### Challenge
Say the number of lines containing the string "linkages", and say nothing else.

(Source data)
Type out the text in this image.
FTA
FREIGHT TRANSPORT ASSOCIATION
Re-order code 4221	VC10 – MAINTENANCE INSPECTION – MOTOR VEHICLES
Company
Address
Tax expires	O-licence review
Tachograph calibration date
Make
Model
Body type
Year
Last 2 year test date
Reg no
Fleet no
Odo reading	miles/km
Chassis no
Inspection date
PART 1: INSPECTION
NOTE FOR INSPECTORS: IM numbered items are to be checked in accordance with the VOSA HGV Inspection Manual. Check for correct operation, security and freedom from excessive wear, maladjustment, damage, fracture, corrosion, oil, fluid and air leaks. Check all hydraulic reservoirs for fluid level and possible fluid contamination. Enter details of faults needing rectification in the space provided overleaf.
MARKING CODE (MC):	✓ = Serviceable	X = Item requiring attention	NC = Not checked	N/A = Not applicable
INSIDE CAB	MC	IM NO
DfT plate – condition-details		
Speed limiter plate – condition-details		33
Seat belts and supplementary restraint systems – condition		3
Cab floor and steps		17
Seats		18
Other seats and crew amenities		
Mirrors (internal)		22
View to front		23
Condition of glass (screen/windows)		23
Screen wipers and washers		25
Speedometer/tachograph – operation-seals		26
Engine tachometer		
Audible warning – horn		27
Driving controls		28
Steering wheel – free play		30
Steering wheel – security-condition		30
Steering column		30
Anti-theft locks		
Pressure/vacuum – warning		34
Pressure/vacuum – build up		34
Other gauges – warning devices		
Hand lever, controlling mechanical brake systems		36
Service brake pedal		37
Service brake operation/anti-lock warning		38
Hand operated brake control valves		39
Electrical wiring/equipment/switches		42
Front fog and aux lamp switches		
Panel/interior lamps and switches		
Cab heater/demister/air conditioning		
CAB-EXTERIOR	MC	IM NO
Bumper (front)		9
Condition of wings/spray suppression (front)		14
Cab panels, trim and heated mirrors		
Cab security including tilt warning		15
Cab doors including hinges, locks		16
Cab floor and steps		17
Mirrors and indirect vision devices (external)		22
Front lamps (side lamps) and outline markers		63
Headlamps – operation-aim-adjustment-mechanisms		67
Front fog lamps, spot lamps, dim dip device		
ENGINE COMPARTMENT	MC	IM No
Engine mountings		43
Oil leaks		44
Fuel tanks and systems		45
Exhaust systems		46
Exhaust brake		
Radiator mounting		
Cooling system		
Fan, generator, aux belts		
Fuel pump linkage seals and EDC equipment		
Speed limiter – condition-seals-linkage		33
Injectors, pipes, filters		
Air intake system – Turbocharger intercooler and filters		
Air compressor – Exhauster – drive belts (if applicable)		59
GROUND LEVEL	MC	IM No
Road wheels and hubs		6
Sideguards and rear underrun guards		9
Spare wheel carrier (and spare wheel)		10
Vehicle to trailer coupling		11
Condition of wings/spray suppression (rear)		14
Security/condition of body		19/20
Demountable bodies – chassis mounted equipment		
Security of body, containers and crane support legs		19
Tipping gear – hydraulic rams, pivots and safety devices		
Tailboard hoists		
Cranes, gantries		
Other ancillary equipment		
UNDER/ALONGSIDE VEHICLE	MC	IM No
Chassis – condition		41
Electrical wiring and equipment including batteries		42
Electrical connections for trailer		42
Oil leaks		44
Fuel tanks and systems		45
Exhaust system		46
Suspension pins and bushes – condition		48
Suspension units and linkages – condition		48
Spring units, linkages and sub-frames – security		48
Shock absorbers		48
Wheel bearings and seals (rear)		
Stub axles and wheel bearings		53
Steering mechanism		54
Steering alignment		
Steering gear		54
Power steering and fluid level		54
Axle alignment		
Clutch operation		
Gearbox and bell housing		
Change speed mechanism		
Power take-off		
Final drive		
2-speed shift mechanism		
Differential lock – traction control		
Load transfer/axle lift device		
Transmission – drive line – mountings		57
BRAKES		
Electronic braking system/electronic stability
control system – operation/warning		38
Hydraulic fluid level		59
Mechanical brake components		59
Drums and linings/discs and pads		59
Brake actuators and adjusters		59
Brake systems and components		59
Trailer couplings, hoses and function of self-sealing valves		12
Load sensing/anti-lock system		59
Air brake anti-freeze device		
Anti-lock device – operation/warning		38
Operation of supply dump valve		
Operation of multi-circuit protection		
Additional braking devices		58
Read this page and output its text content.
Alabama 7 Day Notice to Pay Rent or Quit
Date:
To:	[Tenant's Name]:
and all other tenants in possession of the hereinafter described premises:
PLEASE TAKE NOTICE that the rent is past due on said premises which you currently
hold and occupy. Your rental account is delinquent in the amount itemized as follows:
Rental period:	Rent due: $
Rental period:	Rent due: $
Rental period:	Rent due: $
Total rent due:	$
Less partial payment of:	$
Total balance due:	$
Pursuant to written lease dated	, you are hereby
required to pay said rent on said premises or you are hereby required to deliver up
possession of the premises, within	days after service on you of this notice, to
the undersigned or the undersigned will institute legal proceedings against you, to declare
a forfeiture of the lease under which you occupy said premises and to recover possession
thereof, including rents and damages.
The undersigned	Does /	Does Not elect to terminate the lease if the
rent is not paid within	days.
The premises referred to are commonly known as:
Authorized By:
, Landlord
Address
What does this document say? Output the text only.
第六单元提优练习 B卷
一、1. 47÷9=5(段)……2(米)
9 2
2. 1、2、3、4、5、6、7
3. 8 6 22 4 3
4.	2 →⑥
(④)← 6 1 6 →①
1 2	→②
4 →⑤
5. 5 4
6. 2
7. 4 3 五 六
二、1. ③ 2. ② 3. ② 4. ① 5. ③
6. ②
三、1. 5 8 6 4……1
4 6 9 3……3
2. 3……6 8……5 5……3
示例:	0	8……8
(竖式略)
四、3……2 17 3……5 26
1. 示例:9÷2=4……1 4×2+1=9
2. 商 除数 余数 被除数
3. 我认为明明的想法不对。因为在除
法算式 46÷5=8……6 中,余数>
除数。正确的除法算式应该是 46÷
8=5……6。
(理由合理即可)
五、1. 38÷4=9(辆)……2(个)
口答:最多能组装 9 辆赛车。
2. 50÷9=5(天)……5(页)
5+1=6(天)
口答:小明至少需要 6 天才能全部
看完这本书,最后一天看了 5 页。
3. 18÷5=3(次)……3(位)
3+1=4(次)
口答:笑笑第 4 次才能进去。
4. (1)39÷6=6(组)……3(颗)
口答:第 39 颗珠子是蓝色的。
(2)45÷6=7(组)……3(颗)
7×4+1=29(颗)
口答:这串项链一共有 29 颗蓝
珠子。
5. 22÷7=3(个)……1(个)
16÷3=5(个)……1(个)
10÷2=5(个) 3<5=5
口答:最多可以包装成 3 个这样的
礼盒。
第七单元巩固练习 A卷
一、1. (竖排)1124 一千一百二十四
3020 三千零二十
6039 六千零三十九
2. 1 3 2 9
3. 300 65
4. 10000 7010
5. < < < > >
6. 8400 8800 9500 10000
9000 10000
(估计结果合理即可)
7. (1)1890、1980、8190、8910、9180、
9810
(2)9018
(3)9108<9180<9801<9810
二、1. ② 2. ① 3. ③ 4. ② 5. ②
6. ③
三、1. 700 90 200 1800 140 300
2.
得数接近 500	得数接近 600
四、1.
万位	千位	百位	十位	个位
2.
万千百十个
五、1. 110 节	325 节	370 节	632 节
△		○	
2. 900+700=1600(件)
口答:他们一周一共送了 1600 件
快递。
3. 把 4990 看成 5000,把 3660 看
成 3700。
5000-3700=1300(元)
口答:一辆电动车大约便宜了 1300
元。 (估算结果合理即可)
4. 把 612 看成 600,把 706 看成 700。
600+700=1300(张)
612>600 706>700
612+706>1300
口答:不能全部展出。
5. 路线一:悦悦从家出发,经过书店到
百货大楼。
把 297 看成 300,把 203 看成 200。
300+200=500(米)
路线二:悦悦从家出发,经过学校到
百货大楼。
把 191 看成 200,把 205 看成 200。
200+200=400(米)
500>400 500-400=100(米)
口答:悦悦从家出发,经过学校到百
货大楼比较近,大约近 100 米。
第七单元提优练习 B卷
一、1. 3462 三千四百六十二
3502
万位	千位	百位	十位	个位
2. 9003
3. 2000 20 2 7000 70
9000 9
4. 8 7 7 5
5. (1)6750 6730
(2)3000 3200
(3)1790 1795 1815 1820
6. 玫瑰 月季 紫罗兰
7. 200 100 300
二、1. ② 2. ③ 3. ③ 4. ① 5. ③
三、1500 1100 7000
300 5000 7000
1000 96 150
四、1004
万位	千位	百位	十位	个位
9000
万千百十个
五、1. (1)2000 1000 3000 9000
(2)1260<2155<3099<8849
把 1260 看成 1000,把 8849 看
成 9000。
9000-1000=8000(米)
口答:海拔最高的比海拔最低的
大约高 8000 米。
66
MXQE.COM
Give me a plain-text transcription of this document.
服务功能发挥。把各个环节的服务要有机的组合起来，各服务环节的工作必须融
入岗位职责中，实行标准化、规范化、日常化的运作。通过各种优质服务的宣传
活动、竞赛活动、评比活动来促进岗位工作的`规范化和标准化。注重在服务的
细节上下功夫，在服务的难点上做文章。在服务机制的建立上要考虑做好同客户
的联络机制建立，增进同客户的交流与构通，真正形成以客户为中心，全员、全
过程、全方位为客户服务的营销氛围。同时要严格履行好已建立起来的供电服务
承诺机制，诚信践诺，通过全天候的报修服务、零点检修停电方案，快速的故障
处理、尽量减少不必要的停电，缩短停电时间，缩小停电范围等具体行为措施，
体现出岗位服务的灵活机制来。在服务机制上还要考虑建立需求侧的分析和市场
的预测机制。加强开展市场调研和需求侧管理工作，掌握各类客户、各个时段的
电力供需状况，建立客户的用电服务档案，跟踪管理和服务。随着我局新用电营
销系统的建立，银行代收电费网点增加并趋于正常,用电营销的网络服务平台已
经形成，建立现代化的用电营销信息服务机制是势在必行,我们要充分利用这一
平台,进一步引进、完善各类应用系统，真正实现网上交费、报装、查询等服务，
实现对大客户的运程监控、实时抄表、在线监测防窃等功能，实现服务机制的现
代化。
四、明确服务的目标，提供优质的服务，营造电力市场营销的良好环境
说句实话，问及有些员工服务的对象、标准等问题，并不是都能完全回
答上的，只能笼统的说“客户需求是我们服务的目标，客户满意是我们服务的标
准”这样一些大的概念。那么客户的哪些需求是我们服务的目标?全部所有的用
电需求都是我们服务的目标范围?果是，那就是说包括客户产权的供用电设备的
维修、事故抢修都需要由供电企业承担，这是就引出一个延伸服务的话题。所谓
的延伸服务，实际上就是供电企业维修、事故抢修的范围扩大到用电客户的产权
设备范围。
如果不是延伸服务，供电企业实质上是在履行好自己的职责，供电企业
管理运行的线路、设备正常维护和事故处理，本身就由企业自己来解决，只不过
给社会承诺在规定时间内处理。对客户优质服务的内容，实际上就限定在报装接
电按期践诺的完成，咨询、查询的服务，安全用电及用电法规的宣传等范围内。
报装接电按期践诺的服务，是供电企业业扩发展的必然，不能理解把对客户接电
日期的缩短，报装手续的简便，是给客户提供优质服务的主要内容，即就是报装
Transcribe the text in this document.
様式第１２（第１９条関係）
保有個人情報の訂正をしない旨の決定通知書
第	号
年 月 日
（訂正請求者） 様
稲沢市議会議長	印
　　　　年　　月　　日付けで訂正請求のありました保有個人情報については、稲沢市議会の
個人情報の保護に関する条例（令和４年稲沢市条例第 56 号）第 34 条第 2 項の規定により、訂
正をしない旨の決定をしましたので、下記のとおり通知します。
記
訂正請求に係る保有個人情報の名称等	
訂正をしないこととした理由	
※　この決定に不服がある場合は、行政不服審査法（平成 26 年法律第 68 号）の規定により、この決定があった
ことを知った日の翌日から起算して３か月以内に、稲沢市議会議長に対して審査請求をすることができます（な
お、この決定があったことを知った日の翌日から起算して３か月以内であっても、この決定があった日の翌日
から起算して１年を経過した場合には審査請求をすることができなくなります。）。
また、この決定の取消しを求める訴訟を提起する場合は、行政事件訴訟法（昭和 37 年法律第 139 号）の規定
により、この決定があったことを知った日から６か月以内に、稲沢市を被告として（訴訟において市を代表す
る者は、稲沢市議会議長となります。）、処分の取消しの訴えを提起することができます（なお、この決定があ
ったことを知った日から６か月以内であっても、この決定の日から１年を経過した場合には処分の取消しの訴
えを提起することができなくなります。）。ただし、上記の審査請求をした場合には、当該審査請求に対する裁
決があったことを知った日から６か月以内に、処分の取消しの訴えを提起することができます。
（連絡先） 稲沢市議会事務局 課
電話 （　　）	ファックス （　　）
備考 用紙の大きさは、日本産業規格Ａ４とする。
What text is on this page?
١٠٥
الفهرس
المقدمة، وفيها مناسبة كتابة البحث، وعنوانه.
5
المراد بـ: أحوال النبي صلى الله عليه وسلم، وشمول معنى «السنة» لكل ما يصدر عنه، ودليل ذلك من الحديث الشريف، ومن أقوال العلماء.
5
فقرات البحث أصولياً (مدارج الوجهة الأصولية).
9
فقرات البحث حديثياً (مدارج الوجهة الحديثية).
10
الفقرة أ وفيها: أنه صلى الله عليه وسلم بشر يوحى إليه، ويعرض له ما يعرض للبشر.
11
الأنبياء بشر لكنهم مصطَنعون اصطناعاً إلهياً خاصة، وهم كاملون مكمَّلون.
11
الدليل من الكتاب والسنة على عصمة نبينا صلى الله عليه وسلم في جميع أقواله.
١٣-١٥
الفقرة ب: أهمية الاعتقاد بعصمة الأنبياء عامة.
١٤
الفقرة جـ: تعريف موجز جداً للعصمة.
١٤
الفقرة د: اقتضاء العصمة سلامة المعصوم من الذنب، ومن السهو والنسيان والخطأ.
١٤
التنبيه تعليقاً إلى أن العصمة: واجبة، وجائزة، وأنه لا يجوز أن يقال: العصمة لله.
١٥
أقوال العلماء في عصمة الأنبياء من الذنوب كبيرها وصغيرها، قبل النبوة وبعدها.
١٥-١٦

### Result below
2